Records from a data source

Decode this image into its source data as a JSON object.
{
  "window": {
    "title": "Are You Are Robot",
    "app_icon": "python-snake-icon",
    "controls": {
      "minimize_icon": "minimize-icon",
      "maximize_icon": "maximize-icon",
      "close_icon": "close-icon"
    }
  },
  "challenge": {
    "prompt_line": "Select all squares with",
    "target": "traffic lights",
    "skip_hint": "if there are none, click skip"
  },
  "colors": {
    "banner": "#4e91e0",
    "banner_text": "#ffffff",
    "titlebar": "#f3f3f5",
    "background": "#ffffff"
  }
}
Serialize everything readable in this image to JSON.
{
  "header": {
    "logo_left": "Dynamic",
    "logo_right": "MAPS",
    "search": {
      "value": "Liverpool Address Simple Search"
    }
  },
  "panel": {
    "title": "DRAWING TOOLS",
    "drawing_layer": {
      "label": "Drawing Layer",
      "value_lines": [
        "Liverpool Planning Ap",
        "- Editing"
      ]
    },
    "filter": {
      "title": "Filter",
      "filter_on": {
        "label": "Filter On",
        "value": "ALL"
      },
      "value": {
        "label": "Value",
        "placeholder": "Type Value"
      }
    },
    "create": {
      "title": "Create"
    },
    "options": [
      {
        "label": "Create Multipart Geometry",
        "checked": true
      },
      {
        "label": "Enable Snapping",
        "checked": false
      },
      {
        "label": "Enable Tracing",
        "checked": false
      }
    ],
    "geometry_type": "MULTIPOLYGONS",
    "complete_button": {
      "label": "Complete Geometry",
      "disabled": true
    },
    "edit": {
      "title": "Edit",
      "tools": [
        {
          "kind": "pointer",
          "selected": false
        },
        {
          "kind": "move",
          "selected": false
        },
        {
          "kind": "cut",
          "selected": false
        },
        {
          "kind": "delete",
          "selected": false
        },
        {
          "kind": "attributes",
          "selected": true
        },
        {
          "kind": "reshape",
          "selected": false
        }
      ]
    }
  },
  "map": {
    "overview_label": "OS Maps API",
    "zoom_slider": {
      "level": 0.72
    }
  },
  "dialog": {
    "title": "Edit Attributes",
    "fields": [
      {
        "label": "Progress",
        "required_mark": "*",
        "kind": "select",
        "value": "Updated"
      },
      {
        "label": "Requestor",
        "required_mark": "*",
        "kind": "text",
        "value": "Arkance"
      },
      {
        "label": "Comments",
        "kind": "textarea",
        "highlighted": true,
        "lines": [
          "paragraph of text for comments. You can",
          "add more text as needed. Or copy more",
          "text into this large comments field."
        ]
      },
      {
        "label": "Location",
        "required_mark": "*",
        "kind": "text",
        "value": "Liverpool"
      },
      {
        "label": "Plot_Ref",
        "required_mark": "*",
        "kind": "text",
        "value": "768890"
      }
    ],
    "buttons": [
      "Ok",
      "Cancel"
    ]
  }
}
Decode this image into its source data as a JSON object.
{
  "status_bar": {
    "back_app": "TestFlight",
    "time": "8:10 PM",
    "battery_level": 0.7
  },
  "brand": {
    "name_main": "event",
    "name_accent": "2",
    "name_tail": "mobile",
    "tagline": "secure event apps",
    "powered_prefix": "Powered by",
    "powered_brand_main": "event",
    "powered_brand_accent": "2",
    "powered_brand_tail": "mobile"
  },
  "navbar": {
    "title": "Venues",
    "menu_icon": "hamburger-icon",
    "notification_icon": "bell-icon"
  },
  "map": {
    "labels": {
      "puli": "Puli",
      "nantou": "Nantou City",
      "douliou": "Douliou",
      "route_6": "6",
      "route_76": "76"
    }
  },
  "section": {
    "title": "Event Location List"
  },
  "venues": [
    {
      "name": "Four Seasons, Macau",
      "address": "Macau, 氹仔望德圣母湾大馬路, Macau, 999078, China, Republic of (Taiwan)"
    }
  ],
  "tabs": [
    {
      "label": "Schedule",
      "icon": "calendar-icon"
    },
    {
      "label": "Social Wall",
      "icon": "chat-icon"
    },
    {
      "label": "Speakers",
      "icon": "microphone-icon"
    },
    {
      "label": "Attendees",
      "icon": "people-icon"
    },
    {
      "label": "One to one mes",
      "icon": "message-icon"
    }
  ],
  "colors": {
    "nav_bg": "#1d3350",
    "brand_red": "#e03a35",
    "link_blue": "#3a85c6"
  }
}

◆ PROBLEM REQUIREMENTS
Repeat each record in full; every line must match exactly.

◆ RESPONSE TO THIS EXERCISE
Decode this image into its source data as a JSON object.
{
  "window": {
    "title": "Are You Are Robot",
    "app_icon": "python-snake-icon",
    "controls": {
      "minimize_icon": "minimize-icon",
      "maximize_icon": "maximize-icon",
      "close_icon": "close-icon"
    }
  },
  "challenge": {
    "prompt_line": "Select all squares with",
    "target": "traffic lights",
    "skip_hint": "if there are none, click skip"
  },
  "colors": {
    "banner": "#4e91e0",
    "banner_text": "#ffffff",
    "titlebar": "#f3f3f5",
    "background": "#ffffff"
  }
}
Serialize everything readable in this image to JSON.
{
  "header": {
    "logo_left": "Dynamic",
    "logo_right": "MAPS",
    "search": {
      "value": "Liverpool Address Simple Search"
    }
  },
  "panel": {
    "title": "DRAWING TOOLS",
    "drawing_layer": {
      "label": "Drawing Layer",
      "value_lines": [
        "Liverpool Planning Ap",
        "- Editing"
      ]
    },
    "filter": {
      "title": "Filter",
      "filter_on": {
        "label": "Filter On",
        "value": "ALL"
      },
      "value": {
        "label": "Value",
        "placeholder": "Type Value"
      }
    },
    "create": {
      "title": "Create"
    },
    "options": [
      {
        "label": "Create Multipart Geometry",
        "checked": true
      },
      {
        "label": "Enable Snapping",
        "checked": false
      },
      {
        "label": "Enable Tracing",
        "checked": false
      }
    ],
    "geometry_type": "MULTIPOLYGONS",
    "complete_button": {
      "label": "Complete Geometry",
      "disabled": true
    },
    "edit": {
      "title": "Edit",
      "tools": [
        {
          "kind": "pointer",
          "selected": false
        },
        {
          "kind": "move",
          "selected": false
        },
        {
          "kind": "cut",
          "selected": false
        },
        {
          "kind": "delete",
          "selected": false
        },
        {
          "kind": "attributes",
          "selected": true
        },
        {
          "kind": "reshape",
          "selected": false
        }
      ]
    }
  },
  "map": {
    "overview_label": "OS Maps API",
    "zoom_slider": {
      "level": 0.72
    }
  },
  "dialog": {
    "title": "Edit Attributes",
    "fields": [
      {
        "label": "Progress",
        "required_mark": "*",
        "kind": "select",
        "value": "Updated"
      },
      {
        "label": "Requestor",
        "required_mark": "*",
        "kind": "text",
        "value": "Arkance"
      },
      {
        "label": "Comments",
        "kind": "textarea",
        "highlighted": true,
        "lines": [
          "paragraph of text for comments. You can",
          "add more text as needed. Or copy more",
          "text into this large comments field."
        ]
      },
      {
        "label": "Location",
        "required_mark": "*",
        "kind": "text",
        "value": "Liverpool"
      },
      {
        "label": "Plot_Ref",
        "required_mark": "*",
        "kind": "text",
        "value": "768890"
      }
    ],
    "buttons": [
      "Ok",
      "Cancel"
    ]
  }
}
Decode this image into its source data as a JSON object.
{
  "status_bar": {
    "back_app": "TestFlight",
    "time": "8:10 PM",
    "battery_level": 0.7
  },
  "brand": {
    "name_main": "event",
    "name_accent": "2",
    "name_tail": "mobile",
    "tagline": "secure event apps",
    "powered_prefix": "Powered by",
    "powered_brand_main": "event",
    "powered_brand_accent": "2",
    "powered_brand_tail": "mobile"
  },
  "navbar": {
    "title": "Venues",
    "menu_icon": "hamburger-icon",
    "notification_icon": "bell-icon"
  },
  "map": {
    "labels": {
      "puli": "Puli",
      "nantou": "Nantou City",
      "douliou": "Douliou",
      "route_6": "6",
      "route_76": "76"
    }
  },
  "section": {
    "title": "Event Location List"
  },
  "venues": [
    {
      "name": "Four Seasons, Macau",
      "address": "Macau, 氹仔望德圣母湾大馬路, Macau, 999078, China, Republic of (Taiwan)"
    }
  ],
  "tabs": [
    {
      "label": "Schedule",
      "icon": "calendar-icon"
    },
    {
      "label": "Social Wall",
      "icon": "chat-icon"
    },
    {
      "label": "Speakers",
      "icon": "microphone-icon"
    },
    {
      "label": "Attendees",
      "icon": "people-icon"
    },
    {
      "label": "One to one mes",
      "icon": "message-icon"
    }
  ],
  "colors": {
    "nav_bg": "#1d3350",
    "brand_red": "#e03a35",
    "link_blue": "#3a85c6"
  }
}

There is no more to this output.